§ Required task:
Go through the listing and pick out each line with the word "plain" in it.

* Begin Provided data *

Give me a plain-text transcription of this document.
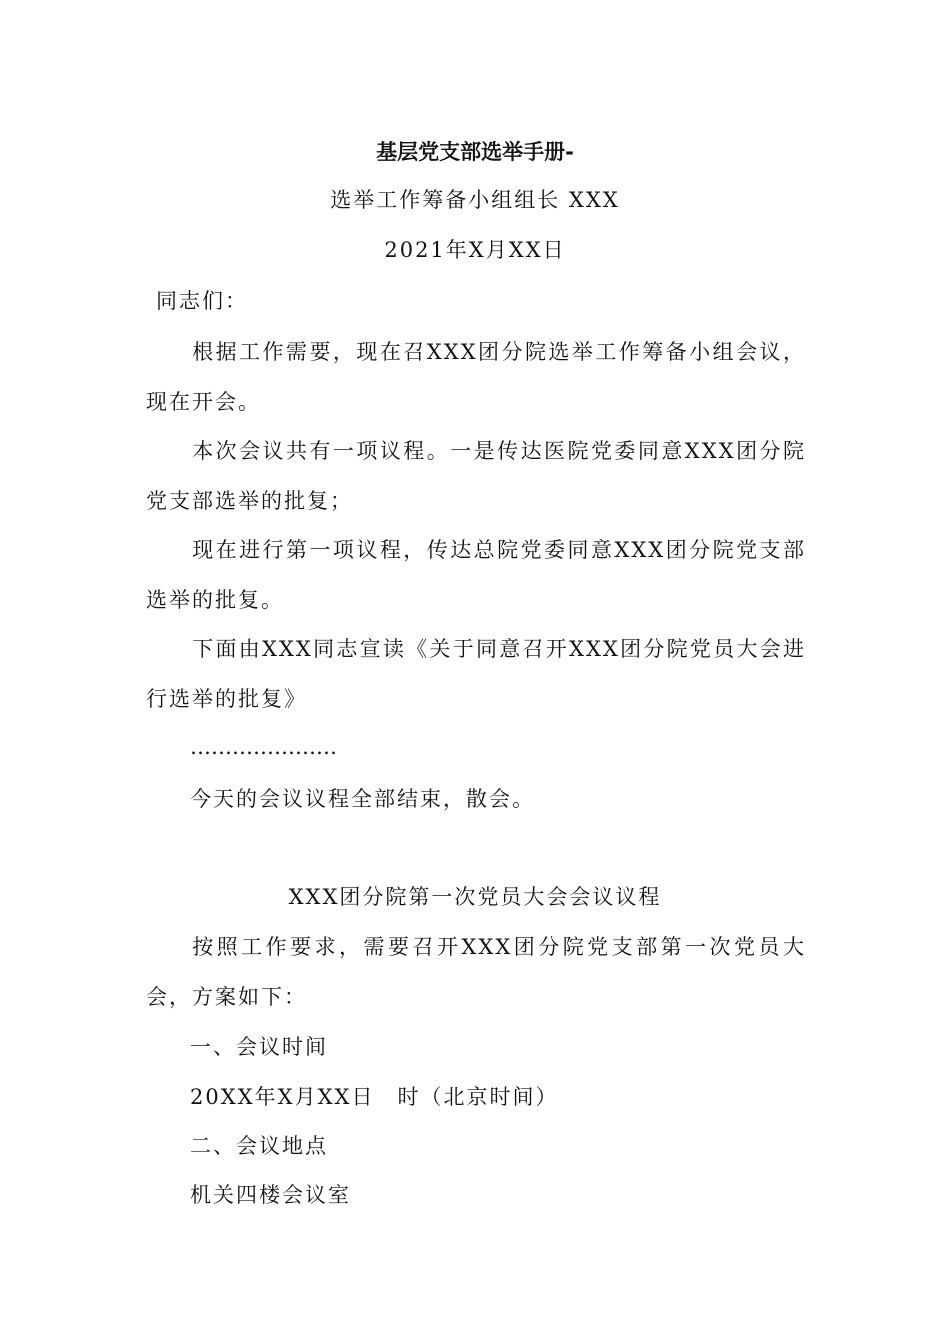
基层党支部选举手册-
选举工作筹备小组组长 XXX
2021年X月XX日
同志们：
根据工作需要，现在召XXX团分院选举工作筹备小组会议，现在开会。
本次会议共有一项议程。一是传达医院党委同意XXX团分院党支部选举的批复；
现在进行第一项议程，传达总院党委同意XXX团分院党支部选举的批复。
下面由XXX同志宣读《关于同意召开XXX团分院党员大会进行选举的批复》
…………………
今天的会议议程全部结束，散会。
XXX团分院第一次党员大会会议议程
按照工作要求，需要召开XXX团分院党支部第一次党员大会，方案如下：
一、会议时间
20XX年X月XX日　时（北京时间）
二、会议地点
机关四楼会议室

* End Provided data *
* Begin Provided data *

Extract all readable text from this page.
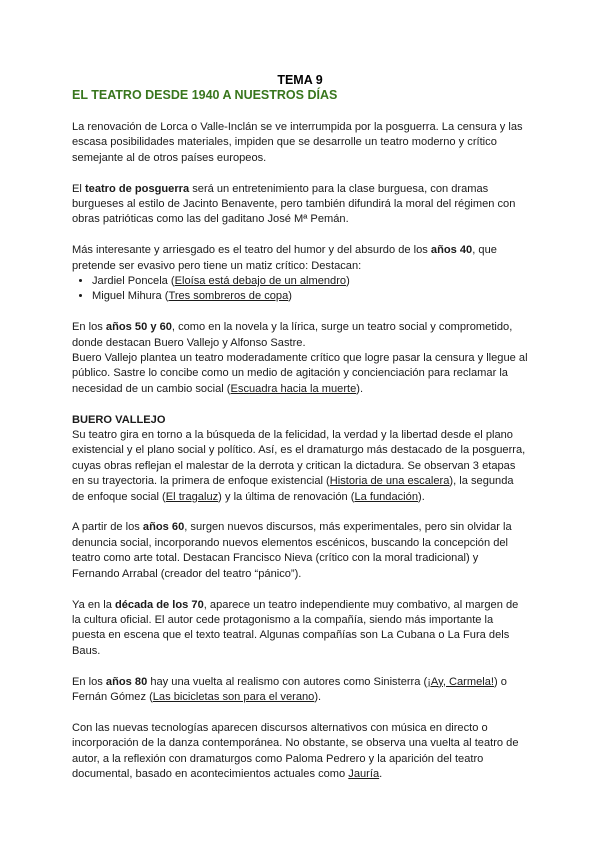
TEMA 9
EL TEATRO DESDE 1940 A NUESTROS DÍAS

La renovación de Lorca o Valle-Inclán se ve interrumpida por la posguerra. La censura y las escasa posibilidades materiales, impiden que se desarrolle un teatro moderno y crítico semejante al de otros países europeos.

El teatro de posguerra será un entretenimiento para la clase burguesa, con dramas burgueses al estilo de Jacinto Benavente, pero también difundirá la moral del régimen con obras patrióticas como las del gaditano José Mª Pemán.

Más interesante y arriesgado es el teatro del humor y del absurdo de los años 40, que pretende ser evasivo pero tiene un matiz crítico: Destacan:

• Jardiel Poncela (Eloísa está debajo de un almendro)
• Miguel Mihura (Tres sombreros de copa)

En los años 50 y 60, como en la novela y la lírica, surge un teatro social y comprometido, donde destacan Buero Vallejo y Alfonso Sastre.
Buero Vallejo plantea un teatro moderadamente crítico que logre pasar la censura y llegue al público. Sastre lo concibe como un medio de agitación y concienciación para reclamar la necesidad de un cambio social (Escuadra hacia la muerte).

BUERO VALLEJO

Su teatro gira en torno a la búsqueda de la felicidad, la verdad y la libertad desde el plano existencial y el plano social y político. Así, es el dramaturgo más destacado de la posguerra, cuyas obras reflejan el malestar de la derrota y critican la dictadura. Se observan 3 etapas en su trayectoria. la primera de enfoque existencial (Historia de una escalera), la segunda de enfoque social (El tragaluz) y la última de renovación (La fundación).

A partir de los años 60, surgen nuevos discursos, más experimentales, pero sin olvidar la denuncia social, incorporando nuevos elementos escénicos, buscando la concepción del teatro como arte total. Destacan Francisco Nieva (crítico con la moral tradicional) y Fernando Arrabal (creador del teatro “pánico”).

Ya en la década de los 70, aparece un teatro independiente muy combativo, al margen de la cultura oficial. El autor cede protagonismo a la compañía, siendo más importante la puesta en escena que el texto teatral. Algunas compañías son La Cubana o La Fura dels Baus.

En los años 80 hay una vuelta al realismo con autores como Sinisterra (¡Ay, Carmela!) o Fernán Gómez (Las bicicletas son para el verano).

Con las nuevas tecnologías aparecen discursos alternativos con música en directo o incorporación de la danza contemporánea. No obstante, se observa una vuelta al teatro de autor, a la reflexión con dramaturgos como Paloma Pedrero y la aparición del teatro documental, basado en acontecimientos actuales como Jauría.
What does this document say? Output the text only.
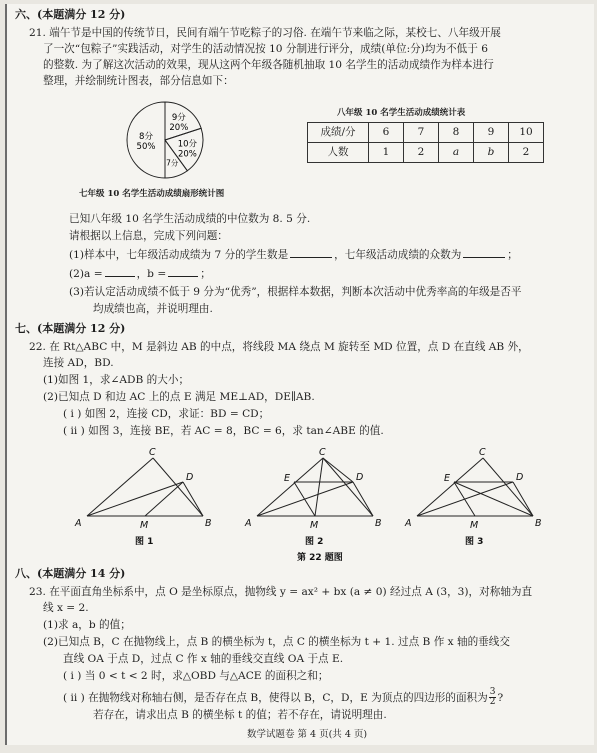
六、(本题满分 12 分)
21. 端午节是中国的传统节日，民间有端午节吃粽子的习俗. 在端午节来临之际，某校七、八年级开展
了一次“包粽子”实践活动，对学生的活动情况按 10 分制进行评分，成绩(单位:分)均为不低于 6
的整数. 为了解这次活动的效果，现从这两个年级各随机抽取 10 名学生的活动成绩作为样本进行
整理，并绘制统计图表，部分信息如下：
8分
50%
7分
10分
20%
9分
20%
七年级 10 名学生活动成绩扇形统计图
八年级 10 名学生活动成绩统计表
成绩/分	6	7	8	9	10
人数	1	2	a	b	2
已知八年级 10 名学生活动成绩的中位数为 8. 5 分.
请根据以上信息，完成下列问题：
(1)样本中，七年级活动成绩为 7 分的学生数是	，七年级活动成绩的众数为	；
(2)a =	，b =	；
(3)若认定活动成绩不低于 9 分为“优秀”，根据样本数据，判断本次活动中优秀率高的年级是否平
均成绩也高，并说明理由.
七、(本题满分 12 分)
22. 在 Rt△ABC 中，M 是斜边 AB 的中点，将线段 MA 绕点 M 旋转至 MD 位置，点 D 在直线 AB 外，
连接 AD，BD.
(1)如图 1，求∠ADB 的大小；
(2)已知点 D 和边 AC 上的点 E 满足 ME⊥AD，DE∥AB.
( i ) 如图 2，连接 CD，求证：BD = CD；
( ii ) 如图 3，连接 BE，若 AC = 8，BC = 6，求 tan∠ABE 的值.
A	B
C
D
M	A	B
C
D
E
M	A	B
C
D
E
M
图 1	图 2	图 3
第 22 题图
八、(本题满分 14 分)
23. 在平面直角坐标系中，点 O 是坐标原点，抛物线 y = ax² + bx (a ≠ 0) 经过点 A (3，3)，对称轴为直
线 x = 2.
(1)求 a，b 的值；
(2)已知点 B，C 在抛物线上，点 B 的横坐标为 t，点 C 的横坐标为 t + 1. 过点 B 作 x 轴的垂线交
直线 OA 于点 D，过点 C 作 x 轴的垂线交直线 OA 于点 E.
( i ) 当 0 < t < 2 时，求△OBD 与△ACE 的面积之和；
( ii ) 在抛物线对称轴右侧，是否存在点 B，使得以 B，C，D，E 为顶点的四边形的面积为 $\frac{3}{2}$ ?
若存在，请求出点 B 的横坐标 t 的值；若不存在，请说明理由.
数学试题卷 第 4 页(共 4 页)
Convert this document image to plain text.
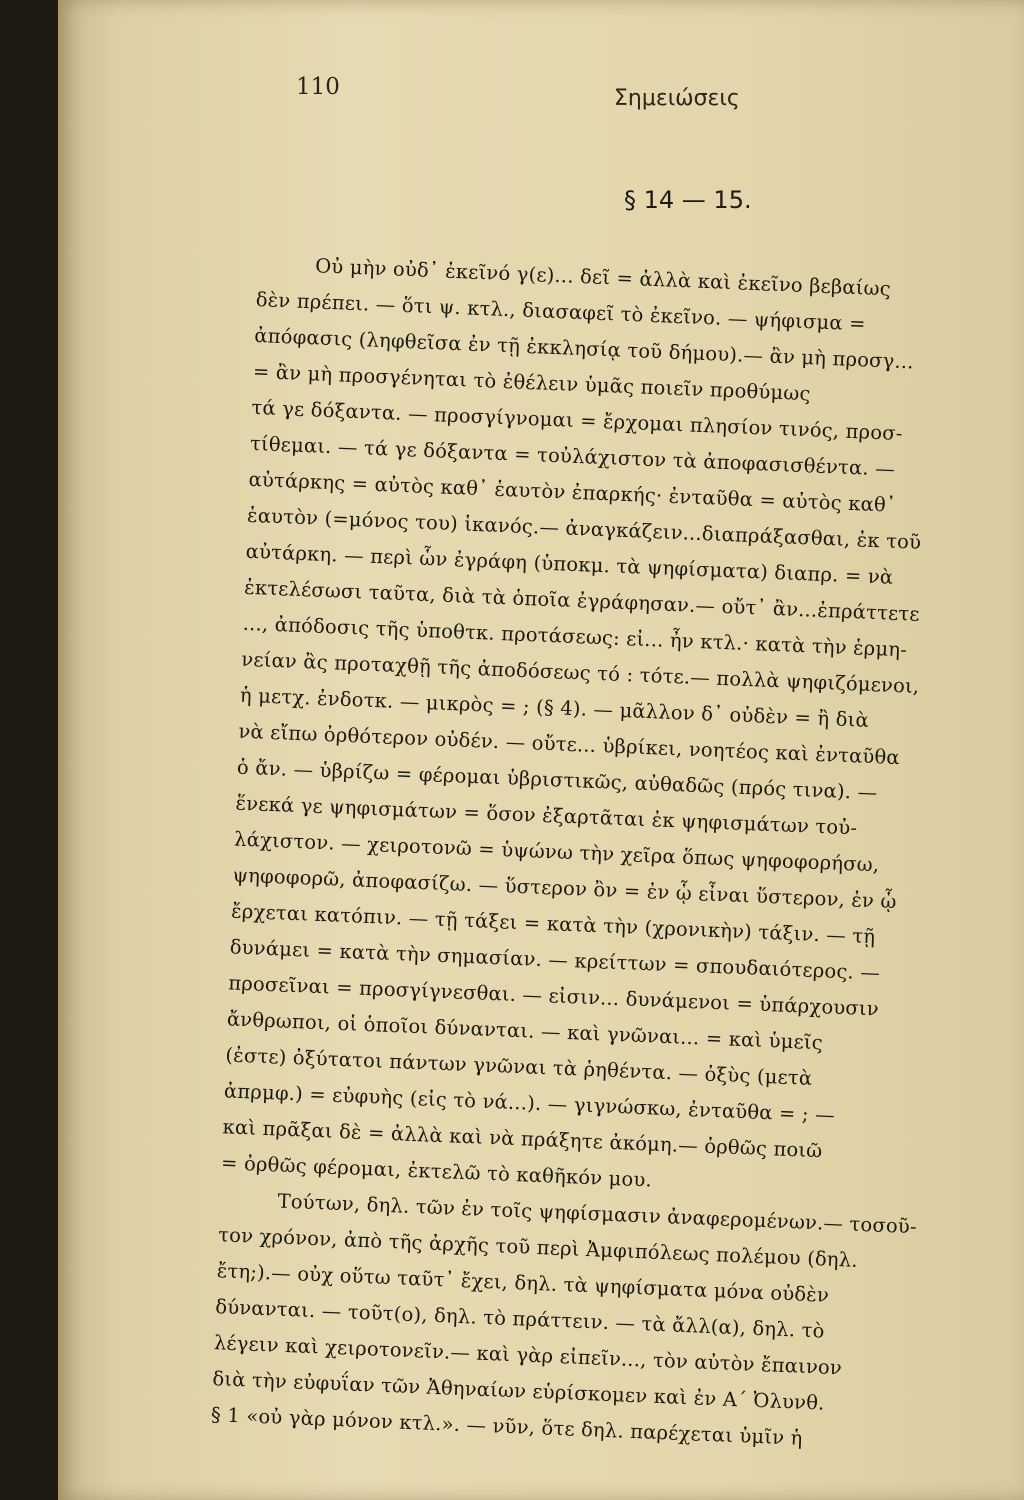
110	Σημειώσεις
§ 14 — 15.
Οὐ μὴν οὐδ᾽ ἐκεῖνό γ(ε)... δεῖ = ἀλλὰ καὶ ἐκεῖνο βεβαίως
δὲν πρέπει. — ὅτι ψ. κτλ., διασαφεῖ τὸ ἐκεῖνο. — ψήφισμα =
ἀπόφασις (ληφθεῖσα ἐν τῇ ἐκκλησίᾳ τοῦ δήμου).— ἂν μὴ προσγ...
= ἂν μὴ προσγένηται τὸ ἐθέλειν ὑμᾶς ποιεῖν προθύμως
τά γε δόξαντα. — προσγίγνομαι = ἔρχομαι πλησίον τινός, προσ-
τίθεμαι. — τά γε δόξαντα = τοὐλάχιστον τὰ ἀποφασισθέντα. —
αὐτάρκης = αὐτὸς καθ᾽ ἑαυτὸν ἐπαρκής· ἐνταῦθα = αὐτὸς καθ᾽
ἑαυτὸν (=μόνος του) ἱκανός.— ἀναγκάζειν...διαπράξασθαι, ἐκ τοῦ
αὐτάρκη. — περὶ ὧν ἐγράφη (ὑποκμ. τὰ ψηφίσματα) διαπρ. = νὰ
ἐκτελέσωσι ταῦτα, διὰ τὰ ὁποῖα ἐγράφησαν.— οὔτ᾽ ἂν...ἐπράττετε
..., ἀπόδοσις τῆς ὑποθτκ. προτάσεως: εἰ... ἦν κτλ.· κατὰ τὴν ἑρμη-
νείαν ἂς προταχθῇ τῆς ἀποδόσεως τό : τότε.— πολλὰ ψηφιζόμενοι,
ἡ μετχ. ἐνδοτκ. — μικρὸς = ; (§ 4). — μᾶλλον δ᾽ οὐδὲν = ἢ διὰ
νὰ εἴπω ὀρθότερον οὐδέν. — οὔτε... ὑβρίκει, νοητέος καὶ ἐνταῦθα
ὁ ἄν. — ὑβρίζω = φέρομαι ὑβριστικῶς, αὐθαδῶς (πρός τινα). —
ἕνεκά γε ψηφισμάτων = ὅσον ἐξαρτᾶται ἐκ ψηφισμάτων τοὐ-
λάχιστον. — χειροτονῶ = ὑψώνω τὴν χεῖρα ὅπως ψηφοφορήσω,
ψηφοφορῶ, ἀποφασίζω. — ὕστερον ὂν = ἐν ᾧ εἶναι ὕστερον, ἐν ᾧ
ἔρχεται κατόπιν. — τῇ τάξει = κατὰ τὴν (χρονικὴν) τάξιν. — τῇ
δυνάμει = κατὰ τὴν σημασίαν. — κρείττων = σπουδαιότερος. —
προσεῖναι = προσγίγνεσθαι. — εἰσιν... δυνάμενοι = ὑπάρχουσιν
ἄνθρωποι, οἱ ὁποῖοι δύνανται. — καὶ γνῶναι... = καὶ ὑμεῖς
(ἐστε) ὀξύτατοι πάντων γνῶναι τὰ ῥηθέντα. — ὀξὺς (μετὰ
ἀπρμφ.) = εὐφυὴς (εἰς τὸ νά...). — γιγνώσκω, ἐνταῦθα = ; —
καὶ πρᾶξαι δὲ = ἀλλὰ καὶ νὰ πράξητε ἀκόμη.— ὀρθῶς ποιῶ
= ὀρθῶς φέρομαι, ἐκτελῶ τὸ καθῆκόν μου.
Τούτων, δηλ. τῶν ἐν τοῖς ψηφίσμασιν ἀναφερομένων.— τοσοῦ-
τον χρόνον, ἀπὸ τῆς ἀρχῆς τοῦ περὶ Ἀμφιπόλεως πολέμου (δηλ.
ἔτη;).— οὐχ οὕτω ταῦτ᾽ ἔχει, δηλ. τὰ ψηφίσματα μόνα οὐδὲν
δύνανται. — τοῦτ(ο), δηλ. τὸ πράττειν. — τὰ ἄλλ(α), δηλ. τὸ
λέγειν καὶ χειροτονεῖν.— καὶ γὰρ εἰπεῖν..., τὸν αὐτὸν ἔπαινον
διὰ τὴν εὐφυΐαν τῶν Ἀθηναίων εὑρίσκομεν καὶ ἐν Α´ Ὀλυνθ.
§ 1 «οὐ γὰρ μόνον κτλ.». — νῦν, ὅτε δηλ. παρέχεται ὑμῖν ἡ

* End Provided data *

§ Output of the task:
Give me a plain-text transcription of this document.
Convert this document image to plain text.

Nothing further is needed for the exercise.